Your objective — Say how many lines contain the string "Silver". Give no other output.
——————————
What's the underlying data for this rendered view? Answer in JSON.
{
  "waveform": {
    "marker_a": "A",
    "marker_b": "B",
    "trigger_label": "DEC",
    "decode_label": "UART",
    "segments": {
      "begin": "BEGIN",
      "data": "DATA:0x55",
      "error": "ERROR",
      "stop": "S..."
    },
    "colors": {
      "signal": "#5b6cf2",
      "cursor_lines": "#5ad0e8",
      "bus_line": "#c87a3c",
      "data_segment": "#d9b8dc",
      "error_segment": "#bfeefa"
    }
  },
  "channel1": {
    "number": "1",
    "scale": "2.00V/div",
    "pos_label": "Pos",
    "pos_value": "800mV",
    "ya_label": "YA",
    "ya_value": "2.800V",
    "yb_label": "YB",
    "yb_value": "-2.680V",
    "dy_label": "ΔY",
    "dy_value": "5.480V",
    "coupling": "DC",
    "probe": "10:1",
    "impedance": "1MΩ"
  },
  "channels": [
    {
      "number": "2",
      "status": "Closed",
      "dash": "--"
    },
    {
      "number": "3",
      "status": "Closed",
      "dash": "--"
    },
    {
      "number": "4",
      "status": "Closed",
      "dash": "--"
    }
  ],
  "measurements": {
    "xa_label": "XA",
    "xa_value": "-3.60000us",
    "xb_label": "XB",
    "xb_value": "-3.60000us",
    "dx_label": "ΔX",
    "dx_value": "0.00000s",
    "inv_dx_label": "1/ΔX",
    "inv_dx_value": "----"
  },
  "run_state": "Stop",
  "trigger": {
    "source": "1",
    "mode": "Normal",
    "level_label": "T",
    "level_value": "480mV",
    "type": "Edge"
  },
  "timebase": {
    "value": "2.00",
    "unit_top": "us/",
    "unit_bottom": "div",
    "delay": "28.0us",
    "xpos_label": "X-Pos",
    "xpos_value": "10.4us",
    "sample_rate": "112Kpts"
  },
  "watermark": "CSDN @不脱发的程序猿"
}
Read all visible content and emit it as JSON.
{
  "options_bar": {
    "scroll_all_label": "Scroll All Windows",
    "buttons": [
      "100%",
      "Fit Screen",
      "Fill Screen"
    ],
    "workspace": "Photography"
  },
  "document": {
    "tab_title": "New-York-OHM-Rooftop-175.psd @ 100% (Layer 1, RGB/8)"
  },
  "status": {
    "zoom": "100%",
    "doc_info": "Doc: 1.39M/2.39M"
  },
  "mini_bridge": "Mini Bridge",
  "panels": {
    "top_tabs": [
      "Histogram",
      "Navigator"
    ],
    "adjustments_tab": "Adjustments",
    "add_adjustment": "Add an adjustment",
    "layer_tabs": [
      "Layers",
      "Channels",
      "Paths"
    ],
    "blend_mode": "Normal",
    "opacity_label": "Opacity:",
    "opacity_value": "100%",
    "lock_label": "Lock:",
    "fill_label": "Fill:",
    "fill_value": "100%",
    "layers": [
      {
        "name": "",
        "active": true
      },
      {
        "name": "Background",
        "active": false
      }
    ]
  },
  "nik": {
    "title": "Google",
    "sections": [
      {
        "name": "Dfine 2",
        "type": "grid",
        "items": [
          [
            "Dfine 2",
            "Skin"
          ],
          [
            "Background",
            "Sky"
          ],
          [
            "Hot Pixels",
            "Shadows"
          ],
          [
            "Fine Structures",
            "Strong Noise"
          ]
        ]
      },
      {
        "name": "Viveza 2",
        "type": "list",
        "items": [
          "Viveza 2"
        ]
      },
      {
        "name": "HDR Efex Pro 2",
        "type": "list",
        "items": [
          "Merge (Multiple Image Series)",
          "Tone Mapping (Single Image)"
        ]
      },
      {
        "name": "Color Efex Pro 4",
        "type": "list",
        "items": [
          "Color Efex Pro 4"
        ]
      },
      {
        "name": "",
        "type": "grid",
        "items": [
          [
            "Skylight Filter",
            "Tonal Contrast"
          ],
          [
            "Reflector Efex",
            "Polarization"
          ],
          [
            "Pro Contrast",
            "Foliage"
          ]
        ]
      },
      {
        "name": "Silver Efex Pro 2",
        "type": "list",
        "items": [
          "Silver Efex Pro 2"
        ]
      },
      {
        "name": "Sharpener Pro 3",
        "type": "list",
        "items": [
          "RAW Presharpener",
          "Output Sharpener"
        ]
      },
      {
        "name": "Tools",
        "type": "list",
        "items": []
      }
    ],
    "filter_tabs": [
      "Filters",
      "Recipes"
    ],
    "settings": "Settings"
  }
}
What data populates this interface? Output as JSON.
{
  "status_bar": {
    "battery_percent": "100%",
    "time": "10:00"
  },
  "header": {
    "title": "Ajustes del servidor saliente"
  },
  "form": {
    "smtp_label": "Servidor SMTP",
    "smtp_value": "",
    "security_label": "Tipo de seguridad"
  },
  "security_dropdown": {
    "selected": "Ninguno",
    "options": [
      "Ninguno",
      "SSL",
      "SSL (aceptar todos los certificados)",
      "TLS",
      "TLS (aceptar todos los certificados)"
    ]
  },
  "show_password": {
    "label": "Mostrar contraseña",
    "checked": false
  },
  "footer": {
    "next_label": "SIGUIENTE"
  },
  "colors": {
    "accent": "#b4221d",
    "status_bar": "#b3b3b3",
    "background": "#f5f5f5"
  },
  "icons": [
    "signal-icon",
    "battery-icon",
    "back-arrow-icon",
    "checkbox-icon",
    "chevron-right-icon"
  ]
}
——————————
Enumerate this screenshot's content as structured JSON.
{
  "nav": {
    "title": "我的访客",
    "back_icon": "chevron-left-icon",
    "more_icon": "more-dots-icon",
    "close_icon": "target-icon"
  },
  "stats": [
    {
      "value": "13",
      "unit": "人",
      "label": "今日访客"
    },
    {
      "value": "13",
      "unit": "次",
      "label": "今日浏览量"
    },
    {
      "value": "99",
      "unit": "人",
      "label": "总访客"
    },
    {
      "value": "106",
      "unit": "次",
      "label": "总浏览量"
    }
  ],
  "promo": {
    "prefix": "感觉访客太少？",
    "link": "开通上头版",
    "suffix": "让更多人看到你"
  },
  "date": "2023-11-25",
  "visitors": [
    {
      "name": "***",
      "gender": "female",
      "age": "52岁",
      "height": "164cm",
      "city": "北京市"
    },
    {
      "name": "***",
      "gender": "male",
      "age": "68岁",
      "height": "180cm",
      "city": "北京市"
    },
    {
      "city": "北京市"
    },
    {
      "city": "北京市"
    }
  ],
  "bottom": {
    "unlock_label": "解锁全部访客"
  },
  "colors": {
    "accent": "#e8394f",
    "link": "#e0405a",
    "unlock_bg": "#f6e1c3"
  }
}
——————————
Exercise result — 2